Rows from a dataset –
┄┄┄┄┄┄┄┄┄┄┄┄┄┄┄┄┄┄┄┄

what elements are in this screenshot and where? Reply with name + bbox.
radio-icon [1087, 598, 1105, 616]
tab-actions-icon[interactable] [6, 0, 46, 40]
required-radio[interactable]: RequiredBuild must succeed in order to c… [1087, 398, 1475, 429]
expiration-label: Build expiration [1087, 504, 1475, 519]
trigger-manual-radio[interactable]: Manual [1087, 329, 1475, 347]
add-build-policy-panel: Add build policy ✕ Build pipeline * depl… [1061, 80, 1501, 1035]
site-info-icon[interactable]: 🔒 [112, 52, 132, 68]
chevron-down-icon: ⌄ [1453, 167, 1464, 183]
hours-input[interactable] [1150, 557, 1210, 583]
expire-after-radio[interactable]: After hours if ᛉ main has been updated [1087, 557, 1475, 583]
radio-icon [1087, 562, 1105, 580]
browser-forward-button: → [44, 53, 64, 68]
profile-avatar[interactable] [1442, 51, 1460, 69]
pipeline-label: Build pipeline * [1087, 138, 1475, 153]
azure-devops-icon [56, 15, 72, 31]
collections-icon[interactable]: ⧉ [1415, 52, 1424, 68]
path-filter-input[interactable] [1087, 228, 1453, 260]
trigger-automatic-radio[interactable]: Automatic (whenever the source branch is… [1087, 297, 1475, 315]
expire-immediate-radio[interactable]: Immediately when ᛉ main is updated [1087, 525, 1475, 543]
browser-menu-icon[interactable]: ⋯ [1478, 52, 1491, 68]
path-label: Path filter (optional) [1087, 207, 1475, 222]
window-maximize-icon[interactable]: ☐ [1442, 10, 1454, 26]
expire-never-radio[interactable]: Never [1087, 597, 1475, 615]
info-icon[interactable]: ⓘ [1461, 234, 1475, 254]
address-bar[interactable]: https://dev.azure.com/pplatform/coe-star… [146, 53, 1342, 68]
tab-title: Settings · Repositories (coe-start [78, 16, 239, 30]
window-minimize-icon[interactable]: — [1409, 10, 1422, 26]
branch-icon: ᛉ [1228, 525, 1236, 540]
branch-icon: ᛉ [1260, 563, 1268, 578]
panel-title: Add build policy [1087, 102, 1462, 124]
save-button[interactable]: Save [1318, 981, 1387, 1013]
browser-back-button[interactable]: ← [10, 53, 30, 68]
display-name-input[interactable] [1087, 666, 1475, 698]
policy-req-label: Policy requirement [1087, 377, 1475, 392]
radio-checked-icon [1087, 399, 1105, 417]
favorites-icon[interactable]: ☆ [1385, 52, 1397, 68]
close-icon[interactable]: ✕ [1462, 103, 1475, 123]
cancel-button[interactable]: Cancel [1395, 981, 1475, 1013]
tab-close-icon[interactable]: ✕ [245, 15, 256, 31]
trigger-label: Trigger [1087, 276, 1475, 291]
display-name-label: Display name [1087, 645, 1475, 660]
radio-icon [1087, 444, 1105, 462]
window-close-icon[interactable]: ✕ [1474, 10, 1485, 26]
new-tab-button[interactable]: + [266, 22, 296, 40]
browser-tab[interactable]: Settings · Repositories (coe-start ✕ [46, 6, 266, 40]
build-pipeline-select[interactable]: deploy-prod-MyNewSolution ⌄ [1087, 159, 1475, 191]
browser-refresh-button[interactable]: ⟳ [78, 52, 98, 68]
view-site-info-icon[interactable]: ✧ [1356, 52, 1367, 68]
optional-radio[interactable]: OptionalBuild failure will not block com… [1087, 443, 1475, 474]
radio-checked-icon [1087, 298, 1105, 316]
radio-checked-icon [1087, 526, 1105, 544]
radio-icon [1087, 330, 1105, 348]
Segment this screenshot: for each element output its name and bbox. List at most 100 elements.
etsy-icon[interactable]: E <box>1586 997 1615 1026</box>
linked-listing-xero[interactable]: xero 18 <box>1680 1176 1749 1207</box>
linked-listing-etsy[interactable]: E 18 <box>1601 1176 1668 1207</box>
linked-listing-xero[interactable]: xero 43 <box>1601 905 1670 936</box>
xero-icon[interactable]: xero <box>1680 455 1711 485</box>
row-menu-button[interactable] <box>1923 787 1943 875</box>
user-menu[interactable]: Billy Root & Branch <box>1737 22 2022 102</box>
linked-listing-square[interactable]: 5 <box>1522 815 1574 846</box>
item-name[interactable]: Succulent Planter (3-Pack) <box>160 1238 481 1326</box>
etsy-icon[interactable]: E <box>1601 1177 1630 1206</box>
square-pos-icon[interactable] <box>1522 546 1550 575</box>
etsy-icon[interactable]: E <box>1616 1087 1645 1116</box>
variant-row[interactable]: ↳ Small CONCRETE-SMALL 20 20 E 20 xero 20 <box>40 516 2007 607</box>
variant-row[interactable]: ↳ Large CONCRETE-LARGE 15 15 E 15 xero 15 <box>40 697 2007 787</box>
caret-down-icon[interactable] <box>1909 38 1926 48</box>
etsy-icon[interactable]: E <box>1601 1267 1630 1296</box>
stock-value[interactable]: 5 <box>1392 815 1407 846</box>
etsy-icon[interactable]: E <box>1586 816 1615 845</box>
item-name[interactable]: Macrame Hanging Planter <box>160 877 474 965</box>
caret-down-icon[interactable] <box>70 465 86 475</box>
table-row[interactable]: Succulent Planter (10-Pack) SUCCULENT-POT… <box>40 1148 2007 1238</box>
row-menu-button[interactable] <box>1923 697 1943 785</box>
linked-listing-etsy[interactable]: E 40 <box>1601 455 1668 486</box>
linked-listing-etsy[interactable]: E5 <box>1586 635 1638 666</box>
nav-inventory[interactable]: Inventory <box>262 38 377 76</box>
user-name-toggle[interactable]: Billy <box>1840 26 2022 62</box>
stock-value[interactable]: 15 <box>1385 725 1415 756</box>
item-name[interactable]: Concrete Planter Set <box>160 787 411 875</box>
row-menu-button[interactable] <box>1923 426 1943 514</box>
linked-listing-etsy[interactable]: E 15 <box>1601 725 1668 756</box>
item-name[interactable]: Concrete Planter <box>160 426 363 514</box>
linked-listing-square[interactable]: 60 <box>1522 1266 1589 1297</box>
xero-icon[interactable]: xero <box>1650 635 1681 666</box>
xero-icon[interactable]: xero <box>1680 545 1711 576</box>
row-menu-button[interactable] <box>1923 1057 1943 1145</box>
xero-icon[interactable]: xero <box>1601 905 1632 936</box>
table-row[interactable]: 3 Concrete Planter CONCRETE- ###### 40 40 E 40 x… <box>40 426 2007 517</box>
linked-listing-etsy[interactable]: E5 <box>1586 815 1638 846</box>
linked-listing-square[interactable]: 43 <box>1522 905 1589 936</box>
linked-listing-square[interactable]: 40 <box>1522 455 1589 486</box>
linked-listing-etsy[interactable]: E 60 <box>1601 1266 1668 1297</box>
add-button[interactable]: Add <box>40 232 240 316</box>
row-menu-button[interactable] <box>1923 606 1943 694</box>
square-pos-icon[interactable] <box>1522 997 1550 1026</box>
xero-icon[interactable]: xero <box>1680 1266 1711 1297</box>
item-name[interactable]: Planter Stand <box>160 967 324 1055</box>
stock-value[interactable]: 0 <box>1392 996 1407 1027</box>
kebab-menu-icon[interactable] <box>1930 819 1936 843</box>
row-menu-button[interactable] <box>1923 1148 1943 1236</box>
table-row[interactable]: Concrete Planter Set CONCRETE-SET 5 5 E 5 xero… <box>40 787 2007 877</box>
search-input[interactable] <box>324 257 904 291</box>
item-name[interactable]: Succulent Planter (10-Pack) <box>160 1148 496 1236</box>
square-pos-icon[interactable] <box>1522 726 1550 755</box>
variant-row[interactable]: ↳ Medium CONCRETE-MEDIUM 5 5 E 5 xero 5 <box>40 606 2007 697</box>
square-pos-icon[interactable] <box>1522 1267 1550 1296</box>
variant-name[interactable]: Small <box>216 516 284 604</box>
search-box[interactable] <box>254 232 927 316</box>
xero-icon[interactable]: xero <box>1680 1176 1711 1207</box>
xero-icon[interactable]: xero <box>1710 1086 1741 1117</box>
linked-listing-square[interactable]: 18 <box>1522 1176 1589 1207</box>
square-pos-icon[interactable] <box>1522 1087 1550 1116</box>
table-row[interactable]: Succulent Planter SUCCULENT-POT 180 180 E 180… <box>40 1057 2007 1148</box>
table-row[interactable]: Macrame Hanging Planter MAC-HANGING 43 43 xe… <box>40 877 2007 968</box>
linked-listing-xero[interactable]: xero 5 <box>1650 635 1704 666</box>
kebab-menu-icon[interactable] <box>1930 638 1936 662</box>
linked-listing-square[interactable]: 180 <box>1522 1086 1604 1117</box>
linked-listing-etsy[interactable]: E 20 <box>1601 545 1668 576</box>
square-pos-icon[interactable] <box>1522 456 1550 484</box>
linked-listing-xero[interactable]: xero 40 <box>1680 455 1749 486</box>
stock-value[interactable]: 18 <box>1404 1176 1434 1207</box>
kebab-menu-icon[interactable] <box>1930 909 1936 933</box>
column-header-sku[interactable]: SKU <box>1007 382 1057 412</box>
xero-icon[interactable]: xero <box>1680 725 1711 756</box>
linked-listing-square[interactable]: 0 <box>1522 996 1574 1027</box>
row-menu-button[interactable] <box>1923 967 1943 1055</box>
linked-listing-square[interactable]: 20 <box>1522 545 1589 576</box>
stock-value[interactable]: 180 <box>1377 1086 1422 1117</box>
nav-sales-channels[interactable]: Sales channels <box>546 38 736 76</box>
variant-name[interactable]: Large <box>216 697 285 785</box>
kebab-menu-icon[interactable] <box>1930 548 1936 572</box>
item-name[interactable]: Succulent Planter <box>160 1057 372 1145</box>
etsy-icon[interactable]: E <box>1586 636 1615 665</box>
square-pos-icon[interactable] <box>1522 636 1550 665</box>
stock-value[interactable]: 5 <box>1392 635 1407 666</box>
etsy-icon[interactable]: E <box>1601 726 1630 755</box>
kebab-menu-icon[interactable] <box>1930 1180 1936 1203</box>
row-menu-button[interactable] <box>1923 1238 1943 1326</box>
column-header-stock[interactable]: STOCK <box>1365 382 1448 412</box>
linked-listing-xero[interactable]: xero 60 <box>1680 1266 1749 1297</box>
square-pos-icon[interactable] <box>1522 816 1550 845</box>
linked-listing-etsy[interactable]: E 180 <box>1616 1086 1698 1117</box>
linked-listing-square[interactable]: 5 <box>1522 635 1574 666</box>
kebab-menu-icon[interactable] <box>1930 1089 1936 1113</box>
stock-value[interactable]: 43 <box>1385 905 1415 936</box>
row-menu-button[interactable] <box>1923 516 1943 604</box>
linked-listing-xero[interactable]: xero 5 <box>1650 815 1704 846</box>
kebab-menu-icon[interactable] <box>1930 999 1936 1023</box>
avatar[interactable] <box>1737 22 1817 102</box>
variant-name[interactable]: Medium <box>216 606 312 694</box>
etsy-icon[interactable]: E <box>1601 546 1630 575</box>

┄┄┄┄┄┄┄┄┄┄┄┄┄┄┄┄┄┄┄┄

To do – Duplicate the lines of the records above, starting with the first line and going on through the line with "branch-icon: ᛉ [1260, 563, 1268, 578]", with both ends included.

Answer for the task –
what elements are in this screenshot and where? Reply with name + bbox.
radio-icon [1087, 598, 1105, 616]
tab-actions-icon[interactable] [6, 0, 46, 40]
required-radio[interactable]: RequiredBuild must succeed in order to c… [1087, 398, 1475, 429]
expiration-label: Build expiration [1087, 504, 1475, 519]
trigger-manual-radio[interactable]: Manual [1087, 329, 1475, 347]
add-build-policy-panel: Add build policy ✕ Build pipeline * depl… [1061, 80, 1501, 1035]
site-info-icon[interactable]: 🔒 [112, 52, 132, 68]
chevron-down-icon: ⌄ [1453, 167, 1464, 183]
hours-input[interactable] [1150, 557, 1210, 583]
expire-after-radio[interactable]: After hours if ᛉ main has been updated [1087, 557, 1475, 583]
radio-icon [1087, 562, 1105, 580]
browser-forward-button: → [44, 53, 64, 68]
profile-avatar[interactable] [1442, 51, 1460, 69]
pipeline-label: Build pipeline * [1087, 138, 1475, 153]
azure-devops-icon [56, 15, 72, 31]
collections-icon[interactable]: ⧉ [1415, 52, 1424, 68]
path-filter-input[interactable] [1087, 228, 1453, 260]
trigger-automatic-radio[interactable]: Automatic (whenever the source branch is… [1087, 297, 1475, 315]
expire-immediate-radio[interactable]: Immediately when ᛉ main is updated [1087, 525, 1475, 543]
browser-menu-icon[interactable]: ⋯ [1478, 52, 1491, 68]
path-label: Path filter (optional) [1087, 207, 1475, 222]
window-maximize-icon[interactable]: ☐ [1442, 10, 1454, 26]
expire-never-radio[interactable]: Never [1087, 597, 1475, 615]
info-icon[interactable]: ⓘ [1461, 234, 1475, 254]
address-bar[interactable]: https://dev.azure.com/pplatform/coe-star… [146, 53, 1342, 68]
tab-title: Settings · Repositories (coe-start [78, 16, 239, 30]
window-minimize-icon[interactable]: — [1409, 10, 1422, 26]
branch-icon: ᛉ [1228, 525, 1236, 540]
branch-icon: ᛉ [1260, 563, 1268, 578]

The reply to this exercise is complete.